Wednesday, June 19, 2024

When the insurance industry was taking its form in India, there were absolutely no regulations. This was in the 19th century. In 1956 the Government of India took over the Life Insurance Company. Followed by that in 1972, the government took over the General Insurance Business of the country. The insurance sector has gone through a number of phases by allowing private companies to solicit insurance and also allowing foreign direct investment. India allowed private companies in the insurance sector in 2000, setting a limit on FDI to 26%, which was increased to 49% in 2014, and further increased to 74% in May 2021. The primary regulator for insurance in India is the Insurance Regulatory and Development Authority of India (IRDAI), established in 1999 under the government legislation called the Insurance Regulatory and Development Authority Act, 1999.

Today there are 34 general insurance companies, including the ECGC and Agriculture Insurance Corporation of India and 24 life insurance companies operating in the country. This collaboration with the foreign markets has made the Insurance Sector in India only grow tremendously with a high current market share. The insurance sector is colossal and is growing at a fast rate of 15-20%. Various Government Sponsored Socially Oriented Insurance Schemes regularly contribute to uplifting weaker sections of society.
━━━━━━━━
[Tasks for this exercise]
[A] In the rows, swap "bbox" for "bounding box" and give back everything from the start of the rows down to the line containing "chevron-right-icon[interactable]: › <box>7 11", with all else unchanged.
[B] Extend the passage on India's insurance sector, starting after its last sentence.
The rows after this point are separate material and have no connection to the passage on India's insurance sector.
━━━━━━━━
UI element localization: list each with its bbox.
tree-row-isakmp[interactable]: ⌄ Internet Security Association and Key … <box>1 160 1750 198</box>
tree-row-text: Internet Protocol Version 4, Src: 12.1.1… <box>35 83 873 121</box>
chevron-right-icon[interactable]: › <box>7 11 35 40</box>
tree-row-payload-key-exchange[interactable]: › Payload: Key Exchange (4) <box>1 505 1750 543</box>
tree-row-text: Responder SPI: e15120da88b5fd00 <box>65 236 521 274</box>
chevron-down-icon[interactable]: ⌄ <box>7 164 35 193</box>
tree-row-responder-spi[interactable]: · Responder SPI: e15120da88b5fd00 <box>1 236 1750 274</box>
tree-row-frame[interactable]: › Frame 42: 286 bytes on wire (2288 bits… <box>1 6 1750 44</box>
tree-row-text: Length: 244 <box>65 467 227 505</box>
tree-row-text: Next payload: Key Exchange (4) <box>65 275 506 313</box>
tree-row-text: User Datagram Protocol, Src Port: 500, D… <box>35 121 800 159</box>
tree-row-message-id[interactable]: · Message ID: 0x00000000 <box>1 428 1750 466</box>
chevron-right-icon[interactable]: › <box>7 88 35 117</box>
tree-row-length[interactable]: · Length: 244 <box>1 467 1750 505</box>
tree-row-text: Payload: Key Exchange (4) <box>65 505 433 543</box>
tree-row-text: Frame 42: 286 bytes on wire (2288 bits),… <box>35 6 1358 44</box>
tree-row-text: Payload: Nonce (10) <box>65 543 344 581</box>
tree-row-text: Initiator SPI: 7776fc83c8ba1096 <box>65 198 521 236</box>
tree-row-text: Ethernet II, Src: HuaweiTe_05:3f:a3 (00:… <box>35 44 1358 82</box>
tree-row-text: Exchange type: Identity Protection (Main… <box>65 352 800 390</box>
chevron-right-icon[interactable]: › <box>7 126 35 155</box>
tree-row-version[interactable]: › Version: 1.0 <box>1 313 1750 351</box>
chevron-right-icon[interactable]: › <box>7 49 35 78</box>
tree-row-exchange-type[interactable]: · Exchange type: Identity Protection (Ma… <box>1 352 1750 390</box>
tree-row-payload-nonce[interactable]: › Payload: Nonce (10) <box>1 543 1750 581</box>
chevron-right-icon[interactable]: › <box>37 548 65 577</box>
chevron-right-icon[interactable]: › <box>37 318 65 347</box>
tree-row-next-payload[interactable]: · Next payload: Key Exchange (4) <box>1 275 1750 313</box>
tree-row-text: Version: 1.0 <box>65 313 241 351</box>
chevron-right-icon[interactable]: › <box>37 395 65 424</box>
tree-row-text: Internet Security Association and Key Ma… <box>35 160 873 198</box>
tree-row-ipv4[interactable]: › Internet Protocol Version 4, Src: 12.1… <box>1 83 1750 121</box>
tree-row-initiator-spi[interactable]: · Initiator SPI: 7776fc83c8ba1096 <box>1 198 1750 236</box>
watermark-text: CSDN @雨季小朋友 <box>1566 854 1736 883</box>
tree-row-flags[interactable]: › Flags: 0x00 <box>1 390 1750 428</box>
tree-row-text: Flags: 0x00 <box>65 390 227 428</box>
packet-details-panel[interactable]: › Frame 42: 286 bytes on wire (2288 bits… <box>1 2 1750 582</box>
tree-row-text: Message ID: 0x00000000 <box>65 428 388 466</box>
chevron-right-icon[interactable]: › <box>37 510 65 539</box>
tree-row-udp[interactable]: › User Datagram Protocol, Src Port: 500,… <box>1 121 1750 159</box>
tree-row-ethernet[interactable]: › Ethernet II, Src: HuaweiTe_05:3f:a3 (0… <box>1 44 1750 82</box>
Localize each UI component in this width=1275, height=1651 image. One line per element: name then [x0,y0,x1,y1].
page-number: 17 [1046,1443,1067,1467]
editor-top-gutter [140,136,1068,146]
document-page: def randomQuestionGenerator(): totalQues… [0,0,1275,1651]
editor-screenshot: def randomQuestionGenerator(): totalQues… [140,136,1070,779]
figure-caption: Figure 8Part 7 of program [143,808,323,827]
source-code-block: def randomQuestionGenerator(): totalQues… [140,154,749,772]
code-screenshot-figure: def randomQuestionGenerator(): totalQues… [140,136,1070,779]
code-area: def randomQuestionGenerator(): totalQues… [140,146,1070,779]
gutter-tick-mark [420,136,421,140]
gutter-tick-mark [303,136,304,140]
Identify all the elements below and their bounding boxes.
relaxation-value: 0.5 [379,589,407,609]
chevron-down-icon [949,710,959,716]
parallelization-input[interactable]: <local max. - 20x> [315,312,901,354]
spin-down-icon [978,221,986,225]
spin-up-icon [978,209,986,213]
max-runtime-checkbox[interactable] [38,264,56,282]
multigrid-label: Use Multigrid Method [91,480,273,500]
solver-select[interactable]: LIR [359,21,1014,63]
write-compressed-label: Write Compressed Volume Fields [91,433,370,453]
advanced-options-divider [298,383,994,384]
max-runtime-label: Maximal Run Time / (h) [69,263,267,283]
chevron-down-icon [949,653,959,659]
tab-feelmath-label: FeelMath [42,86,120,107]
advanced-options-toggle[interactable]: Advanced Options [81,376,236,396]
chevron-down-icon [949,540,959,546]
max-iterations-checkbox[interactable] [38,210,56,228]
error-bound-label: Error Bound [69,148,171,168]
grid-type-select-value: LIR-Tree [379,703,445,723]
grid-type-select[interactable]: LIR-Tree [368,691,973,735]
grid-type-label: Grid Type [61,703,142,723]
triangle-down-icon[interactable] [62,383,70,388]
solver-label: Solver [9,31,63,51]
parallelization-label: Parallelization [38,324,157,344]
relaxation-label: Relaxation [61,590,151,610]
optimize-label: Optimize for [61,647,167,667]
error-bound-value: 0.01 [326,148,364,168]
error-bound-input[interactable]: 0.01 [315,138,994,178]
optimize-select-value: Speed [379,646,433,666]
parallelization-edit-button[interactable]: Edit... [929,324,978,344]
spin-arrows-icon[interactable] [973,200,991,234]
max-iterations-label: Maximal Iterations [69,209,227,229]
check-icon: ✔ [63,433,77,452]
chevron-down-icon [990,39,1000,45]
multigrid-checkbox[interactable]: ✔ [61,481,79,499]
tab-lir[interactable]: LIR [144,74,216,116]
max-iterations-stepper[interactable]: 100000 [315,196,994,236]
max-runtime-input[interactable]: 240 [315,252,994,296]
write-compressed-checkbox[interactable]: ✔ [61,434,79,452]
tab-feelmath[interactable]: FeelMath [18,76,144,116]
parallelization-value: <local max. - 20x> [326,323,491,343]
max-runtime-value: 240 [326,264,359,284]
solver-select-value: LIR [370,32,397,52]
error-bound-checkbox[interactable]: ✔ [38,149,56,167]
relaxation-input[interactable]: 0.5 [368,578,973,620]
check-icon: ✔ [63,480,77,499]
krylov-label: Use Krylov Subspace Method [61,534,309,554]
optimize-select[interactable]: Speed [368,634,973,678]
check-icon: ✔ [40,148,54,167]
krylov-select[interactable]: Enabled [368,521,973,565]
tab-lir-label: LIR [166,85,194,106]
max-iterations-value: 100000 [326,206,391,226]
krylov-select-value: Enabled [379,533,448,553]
━━━━━━━━
[Task-by-task outputs]
[A]
UI element localization: list each with its bounding box.
tree-row-isakmp[interactable]: ⌄ Internet Security Association and Key … <box>1 160 1750 198</box>
tree-row-text: Internet Protocol Version 4, Src: 12.1.1… <box>35 83 873 121</box>
chevron-right-icon[interactable]: › <box>7 11 35 40</box>

[B]
As is explicitly understood, insurance is a method of risk management to protect people and assets from uncertain losses. It pools funds from various insured entities to pay for the losses incurred. However, not all kinds of risks are protected through insurance. For a risk to be ensured, it should meet certain characteristics. The insurance act of 1938 had comprehensive provisions that provided efficient control of insurers’ activities to protect the people’s interests. Insurance provisions were extremely advantageous for the nation’s economic activity. It also created a sense of social security among the people. Needless to say, the insurance industry in India thrived post-independence.

The insurance industry has grown phenomenally since 2000 as the government allowed private sector investment. One of the main reasons for the continued growth of the insurance industry is because the insurance industry in India is not a high capital cost industry, unlike telecommunications or oil. The fact that incomes are rising, lifestyles are constantly changing, and newer trends are emerging in the industry are excellent signs for the sector to strive for better product innovation, efficient claims management, multi-distribution and many other regulatory trends.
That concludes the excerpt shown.